Records that describe figures
◇ ◇ ◇ ◇ ◇ ◇ ◇

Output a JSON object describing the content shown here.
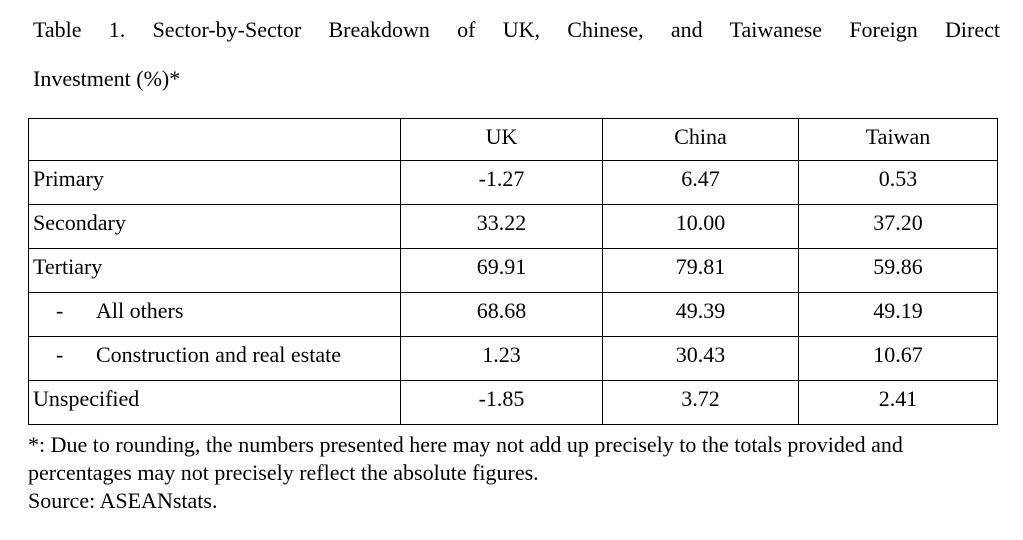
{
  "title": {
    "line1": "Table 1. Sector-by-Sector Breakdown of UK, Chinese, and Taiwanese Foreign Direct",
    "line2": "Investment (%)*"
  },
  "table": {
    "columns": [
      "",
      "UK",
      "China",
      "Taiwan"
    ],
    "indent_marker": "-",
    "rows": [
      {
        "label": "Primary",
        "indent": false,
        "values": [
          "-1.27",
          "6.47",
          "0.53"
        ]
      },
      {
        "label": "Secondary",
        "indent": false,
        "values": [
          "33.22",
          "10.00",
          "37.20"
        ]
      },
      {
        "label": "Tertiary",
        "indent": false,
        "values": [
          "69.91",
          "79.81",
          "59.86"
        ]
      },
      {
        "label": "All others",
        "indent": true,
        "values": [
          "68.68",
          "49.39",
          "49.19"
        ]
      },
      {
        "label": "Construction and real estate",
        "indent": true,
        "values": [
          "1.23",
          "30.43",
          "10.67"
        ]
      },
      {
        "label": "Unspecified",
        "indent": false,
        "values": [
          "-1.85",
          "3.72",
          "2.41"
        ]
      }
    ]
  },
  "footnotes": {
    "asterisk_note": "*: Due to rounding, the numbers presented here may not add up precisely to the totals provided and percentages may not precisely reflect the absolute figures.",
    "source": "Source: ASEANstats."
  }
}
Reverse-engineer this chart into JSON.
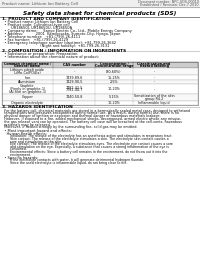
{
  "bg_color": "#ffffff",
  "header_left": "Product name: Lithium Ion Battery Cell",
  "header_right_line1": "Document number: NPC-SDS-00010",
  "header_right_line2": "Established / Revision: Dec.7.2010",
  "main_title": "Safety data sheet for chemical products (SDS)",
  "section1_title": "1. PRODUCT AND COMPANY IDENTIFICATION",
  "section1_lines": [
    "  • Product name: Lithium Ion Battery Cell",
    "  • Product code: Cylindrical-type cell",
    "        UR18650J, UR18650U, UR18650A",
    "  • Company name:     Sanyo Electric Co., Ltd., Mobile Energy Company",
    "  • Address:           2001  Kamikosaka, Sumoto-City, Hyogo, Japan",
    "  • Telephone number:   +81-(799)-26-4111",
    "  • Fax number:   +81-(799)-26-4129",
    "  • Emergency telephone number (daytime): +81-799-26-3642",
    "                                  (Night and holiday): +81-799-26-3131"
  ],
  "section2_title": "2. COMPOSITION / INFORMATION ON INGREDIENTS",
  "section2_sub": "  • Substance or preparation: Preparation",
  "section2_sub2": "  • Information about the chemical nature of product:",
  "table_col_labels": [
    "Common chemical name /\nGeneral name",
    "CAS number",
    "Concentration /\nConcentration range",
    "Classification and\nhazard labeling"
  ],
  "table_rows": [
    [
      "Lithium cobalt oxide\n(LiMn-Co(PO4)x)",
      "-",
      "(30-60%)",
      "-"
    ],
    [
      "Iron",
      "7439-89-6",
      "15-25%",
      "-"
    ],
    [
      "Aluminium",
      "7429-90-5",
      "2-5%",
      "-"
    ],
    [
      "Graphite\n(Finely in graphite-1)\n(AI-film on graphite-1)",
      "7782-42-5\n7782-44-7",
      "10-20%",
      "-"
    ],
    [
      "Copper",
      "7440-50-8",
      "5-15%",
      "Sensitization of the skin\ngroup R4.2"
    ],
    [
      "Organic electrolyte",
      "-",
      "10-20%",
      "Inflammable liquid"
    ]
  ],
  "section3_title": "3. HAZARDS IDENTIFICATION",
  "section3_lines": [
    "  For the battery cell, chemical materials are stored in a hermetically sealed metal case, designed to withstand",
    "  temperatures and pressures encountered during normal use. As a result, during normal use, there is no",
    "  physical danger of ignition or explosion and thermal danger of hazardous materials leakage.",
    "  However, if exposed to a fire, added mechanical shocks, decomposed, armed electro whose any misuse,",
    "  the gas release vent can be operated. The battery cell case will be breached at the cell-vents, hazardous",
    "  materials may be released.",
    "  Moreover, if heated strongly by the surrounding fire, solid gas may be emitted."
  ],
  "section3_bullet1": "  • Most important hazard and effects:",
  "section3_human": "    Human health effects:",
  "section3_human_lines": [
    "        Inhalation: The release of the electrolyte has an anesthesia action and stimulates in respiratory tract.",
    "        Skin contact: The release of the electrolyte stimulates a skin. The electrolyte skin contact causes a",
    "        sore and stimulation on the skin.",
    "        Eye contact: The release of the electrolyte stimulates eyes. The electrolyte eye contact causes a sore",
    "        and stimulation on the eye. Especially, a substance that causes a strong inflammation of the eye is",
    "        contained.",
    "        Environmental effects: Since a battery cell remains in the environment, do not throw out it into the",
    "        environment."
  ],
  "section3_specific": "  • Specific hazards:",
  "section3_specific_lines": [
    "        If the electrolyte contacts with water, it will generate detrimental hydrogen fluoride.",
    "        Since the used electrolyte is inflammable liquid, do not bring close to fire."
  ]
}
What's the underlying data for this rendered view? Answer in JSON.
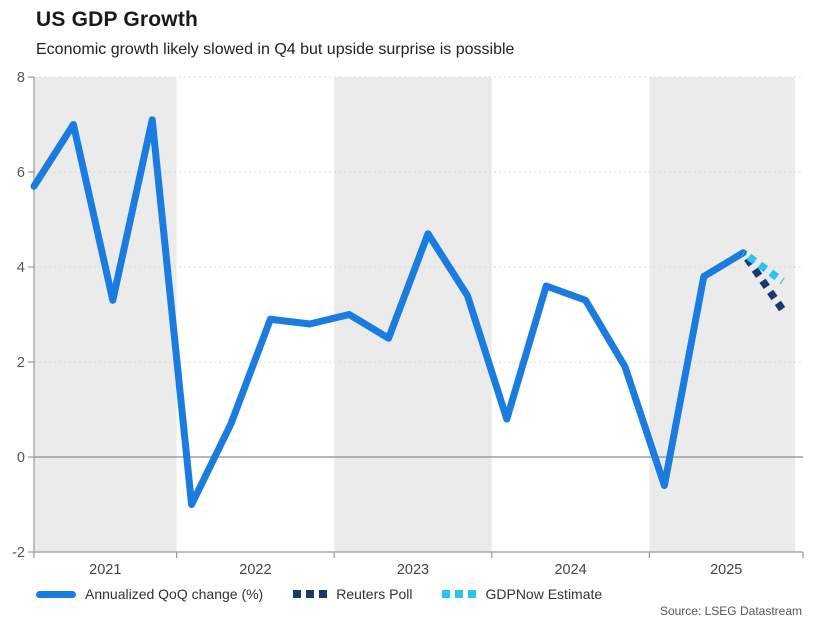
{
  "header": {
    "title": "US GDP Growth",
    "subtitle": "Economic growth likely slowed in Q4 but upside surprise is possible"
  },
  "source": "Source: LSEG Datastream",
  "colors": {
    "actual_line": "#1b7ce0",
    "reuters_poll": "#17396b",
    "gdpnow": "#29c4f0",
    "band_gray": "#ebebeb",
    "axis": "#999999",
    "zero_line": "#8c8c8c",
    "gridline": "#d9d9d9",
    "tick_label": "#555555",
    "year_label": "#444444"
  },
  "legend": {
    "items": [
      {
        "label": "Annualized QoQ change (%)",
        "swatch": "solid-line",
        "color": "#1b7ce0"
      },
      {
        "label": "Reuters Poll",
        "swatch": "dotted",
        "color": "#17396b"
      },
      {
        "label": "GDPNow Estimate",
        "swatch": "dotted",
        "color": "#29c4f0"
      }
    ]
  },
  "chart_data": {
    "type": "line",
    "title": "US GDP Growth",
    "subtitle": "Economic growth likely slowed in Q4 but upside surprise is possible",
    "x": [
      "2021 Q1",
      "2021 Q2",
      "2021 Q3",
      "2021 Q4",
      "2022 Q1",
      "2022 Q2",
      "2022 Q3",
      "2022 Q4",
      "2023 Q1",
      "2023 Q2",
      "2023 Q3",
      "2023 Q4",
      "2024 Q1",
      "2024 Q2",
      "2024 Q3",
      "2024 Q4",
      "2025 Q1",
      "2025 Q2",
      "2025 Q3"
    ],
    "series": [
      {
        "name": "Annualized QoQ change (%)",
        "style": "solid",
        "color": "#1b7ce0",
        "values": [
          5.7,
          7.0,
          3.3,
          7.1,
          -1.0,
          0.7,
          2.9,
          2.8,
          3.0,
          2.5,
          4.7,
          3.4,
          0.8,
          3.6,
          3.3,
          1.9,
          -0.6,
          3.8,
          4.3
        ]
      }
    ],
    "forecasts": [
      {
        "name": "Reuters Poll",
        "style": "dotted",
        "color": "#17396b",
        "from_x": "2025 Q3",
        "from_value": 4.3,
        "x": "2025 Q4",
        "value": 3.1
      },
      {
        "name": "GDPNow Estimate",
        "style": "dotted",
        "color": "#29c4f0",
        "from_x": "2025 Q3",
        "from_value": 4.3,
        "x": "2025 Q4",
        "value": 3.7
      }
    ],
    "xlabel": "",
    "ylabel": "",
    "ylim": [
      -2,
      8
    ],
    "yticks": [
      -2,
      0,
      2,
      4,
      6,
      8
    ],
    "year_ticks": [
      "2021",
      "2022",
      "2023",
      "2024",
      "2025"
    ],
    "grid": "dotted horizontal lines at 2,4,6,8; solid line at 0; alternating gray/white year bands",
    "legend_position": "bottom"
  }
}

◇ ◇ ◇ ◇ ◇ ◇ ◇

What you have to do ▸ Exclude all images and restate the records above word for word.

Result ▸
Output a JSON object describing the content shown here.
{
  "title": {
    "line1": "Table 1. Sector-by-Sector Breakdown of UK, Chinese, and Taiwanese Foreign Direct",
    "line2": "Investment (%)*"
  },
  "table": {
    "columns": [
      "",
      "UK",
      "China",
      "Taiwan"
    ],
    "indent_marker": "-",
    "rows": [
      {
        "label": "Primary",
        "indent": false,
        "values": [
          "-1.27",
          "6.47",
          "0.53"
        ]
      },
      {
        "label": "Secondary",
        "indent": false,
        "values": [
          "33.22",
          "10.00",
          "37.20"
        ]
      },
      {
        "label": "Tertiary",
        "indent": false,
        "values": [
          "69.91",
          "79.81",
          "59.86"
        ]
      },
      {
        "label": "All others",
        "indent": true,
        "values": [
          "68.68",
          "49.39",
          "49.19"
        ]
      },
      {
        "label": "Construction and real estate",
        "indent": true,
        "values": [
          "1.23",
          "30.43",
          "10.67"
        ]
      },
      {
        "label": "Unspecified",
        "indent": false,
        "values": [
          "-1.85",
          "3.72",
          "2.41"
        ]
      }
    ]
  },
  "footnotes": {
    "asterisk_note": "*: Due to rounding, the numbers presented here may not add up precisely to the totals provided and percentages may not precisely reflect the absolute figures.",
    "source": "Source: ASEANstats."
  }
}
Reverse-engineer this chart into JSON.
{
  "bg_color": "#ffffff",
  "header_left": "Product name: Lithium Ion Battery Cell",
  "header_right_line1": "Document number: NPC-SDS-00010",
  "header_right_line2": "Established / Revision: Dec.7.2010",
  "main_title": "Safety data sheet for chemical products (SDS)",
  "section1_title": "1. PRODUCT AND COMPANY IDENTIFICATION",
  "section1_lines": [
    "  • Product name: Lithium Ion Battery Cell",
    "  • Product code: Cylindrical-type cell",
    "        UR18650J, UR18650U, UR18650A",
    "  • Company name:     Sanyo Electric Co., Ltd., Mobile Energy Company",
    "  • Address:           2001  Kamikosaka, Sumoto-City, Hyogo, Japan",
    "  • Telephone number:   +81-(799)-26-4111",
    "  • Fax number:   +81-(799)-26-4129",
    "  • Emergency telephone number (daytime): +81-799-26-3642",
    "                                  (Night and holiday): +81-799-26-3131"
  ],
  "section2_title": "2. COMPOSITION / INFORMATION ON INGREDIENTS",
  "section2_sub": "  • Substance or preparation: Preparation",
  "section2_sub2": "  • Information about the chemical nature of product:",
  "table_col_labels": [
    "Common chemical name /\nGeneral name",
    "CAS number",
    "Concentration /\nConcentration range",
    "Classification and\nhazard labeling"
  ],
  "table_rows": [
    [
      "Lithium cobalt oxide\n(LiMn-Co(PO4)x)",
      "-",
      "(30-60%)",
      "-"
    ],
    [
      "Iron",
      "7439-89-6",
      "15-25%",
      "-"
    ],
    [
      "Aluminium",
      "7429-90-5",
      "2-5%",
      "-"
    ],
    [
      "Graphite\n(Finely in graphite-1)\n(AI-film on graphite-1)",
      "7782-42-5\n7782-44-7",
      "10-20%",
      "-"
    ],
    [
      "Copper",
      "7440-50-8",
      "5-15%",
      "Sensitization of the skin\ngroup R4.2"
    ],
    [
      "Organic electrolyte",
      "-",
      "10-20%",
      "Inflammable liquid"
    ]
  ],
  "section3_title": "3. HAZARDS IDENTIFICATION",
  "section3_lines": [
    "  For the battery cell, chemical materials are stored in a hermetically sealed metal case, designed to withstand",
    "  temperatures and pressures encountered during normal use. As a result, during normal use, there is no",
    "  physical danger of ignition or explosion and thermal danger of hazardous materials leakage.",
    "  However, if exposed to a fire, added mechanical shocks, decomposed, armed electro whose any misuse,",
    "  the gas release vent can be operated. The battery cell case will be breached at the cell-vents, hazardous",
    "  materials may be released.",
    "  Moreover, if heated strongly by the surrounding fire, solid gas may be emitted."
  ],
  "section3_bullet1": "  • Most important hazard and effects:",
  "section3_human": "    Human health effects:",
  "section3_human_lines": [
    "        Inhalation: The release of the electrolyte has an anesthesia action and stimulates in respiratory tract.",
    "        Skin contact: The release of the electrolyte stimulates a skin. The electrolyte skin contact causes a",
    "        sore and stimulation on the skin.",
    "        Eye contact: The release of the electrolyte stimulates eyes. The electrolyte eye contact causes a sore",
    "        and stimulation on the eye. Especially, a substance that causes a strong inflammation of the eye is",
    "        contained.",
    "        Environmental effects: Since a battery cell remains in the environment, do not throw out it into the",
    "        environment."
  ],
  "section3_specific": "  • Specific hazards:",
  "section3_specific_lines": [
    "        If the electrolyte contacts with water, it will generate detrimental hydrogen fluoride.",
    "        Since the used electrolyte is inflammable liquid, do not bring close to fire."
  ]
}
What's the underlying data for this rendered view? Answer in JSON.
{
  "header": {
    "title": "US GDP Growth",
    "subtitle": "Economic growth likely slowed in Q4 but upside surprise is possible"
  },
  "source": "Source: LSEG Datastream",
  "colors": {
    "actual_line": "#1b7ce0",
    "reuters_poll": "#17396b",
    "gdpnow": "#29c4f0",
    "band_gray": "#ebebeb",
    "axis": "#999999",
    "zero_line": "#8c8c8c",
    "gridline": "#d9d9d9",
    "tick_label": "#555555",
    "year_label": "#444444"
  },
  "legend": {
    "items": [
      {
        "label": "Annualized QoQ change (%)",
        "swatch": "solid-line",
        "color": "#1b7ce0"
      },
      {
        "label": "Reuters Poll",
        "swatch": "dotted",
        "color": "#17396b"
      },
      {
        "label": "GDPNow Estimate",
        "swatch": "dotted",
        "color": "#29c4f0"
      }
    ]
  },
  "chart_data": {
    "type": "line",
    "title": "US GDP Growth",
    "subtitle": "Economic growth likely slowed in Q4 but upside surprise is possible",
    "x": [
      "2021 Q1",
      "2021 Q2",
      "2021 Q3",
      "2021 Q4",
      "2022 Q1",
      "2022 Q2",
      "2022 Q3",
      "2022 Q4",
      "2023 Q1",
      "2023 Q2",
      "2023 Q3",
      "2023 Q4",
      "2024 Q1",
      "2024 Q2",
      "2024 Q3",
      "2024 Q4",
      "2025 Q1",
      "2025 Q2",
      "2025 Q3"
    ],
    "series": [
      {
        "name": "Annualized QoQ change (%)",
        "style": "solid",
        "color": "#1b7ce0",
        "values": [
          5.7,
          7.0,
          3.3,
          7.1,
          -1.0,
          0.7,
          2.9,
          2.8,
          3.0,
          2.5,
          4.7,
          3.4,
          0.8,
          3.6,
          3.3,
          1.9,
          -0.6,
          3.8,
          4.3
        ]
      }
    ],
    "forecasts": [
      {
        "name": "Reuters Poll",
        "style": "dotted",
        "color": "#17396b",
        "from_x": "2025 Q3",
        "from_value": 4.3,
        "x": "2025 Q4",
        "value": 3.1
      },
      {
        "name": "GDPNow Estimate",
        "style": "dotted",
        "color": "#29c4f0",
        "from_x": "2025 Q3",
        "from_value": 4.3,
        "x": "2025 Q4",
        "value": 3.7
      }
    ],
    "xlabel": "",
    "ylabel": "",
    "ylim": [
      -2,
      8
    ],
    "yticks": [
      -2,
      0,
      2,
      4,
      6,
      8
    ],
    "year_ticks": [
      "2021",
      "2022",
      "2023",
      "2024",
      "2025"
    ],
    "grid": "dotted horizontal lines at 2,4,6,8; solid line at 0; alternating gray/white year bands",
    "legend_position": "bottom"
  }
}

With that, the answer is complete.